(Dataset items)
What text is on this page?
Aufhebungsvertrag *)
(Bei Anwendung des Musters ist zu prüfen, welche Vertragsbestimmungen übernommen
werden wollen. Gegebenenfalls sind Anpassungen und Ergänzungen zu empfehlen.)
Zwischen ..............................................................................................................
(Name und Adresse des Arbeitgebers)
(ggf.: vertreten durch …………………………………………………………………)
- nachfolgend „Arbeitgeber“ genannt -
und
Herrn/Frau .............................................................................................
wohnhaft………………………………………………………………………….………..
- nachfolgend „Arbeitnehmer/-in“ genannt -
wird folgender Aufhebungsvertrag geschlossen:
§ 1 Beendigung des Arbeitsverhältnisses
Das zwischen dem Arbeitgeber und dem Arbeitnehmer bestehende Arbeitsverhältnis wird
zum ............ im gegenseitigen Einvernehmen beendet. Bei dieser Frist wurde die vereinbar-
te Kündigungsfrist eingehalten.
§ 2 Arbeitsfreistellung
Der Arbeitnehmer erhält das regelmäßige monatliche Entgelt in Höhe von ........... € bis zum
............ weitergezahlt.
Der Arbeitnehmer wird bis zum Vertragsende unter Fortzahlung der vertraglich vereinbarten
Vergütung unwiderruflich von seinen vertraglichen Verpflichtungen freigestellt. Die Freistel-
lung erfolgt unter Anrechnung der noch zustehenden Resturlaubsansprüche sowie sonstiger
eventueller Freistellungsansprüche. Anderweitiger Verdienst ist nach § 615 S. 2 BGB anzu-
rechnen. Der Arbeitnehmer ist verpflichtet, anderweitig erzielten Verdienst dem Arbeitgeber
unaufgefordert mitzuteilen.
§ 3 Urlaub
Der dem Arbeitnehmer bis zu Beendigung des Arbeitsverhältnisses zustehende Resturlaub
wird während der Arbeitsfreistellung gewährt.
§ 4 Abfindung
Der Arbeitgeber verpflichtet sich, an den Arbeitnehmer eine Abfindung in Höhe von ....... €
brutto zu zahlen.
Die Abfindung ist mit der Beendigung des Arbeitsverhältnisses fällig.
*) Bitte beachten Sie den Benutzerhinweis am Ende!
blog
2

__Short task__. Reply with only the number of lines in the material above where the string "Verdienst" appears.

__Written solution__. 2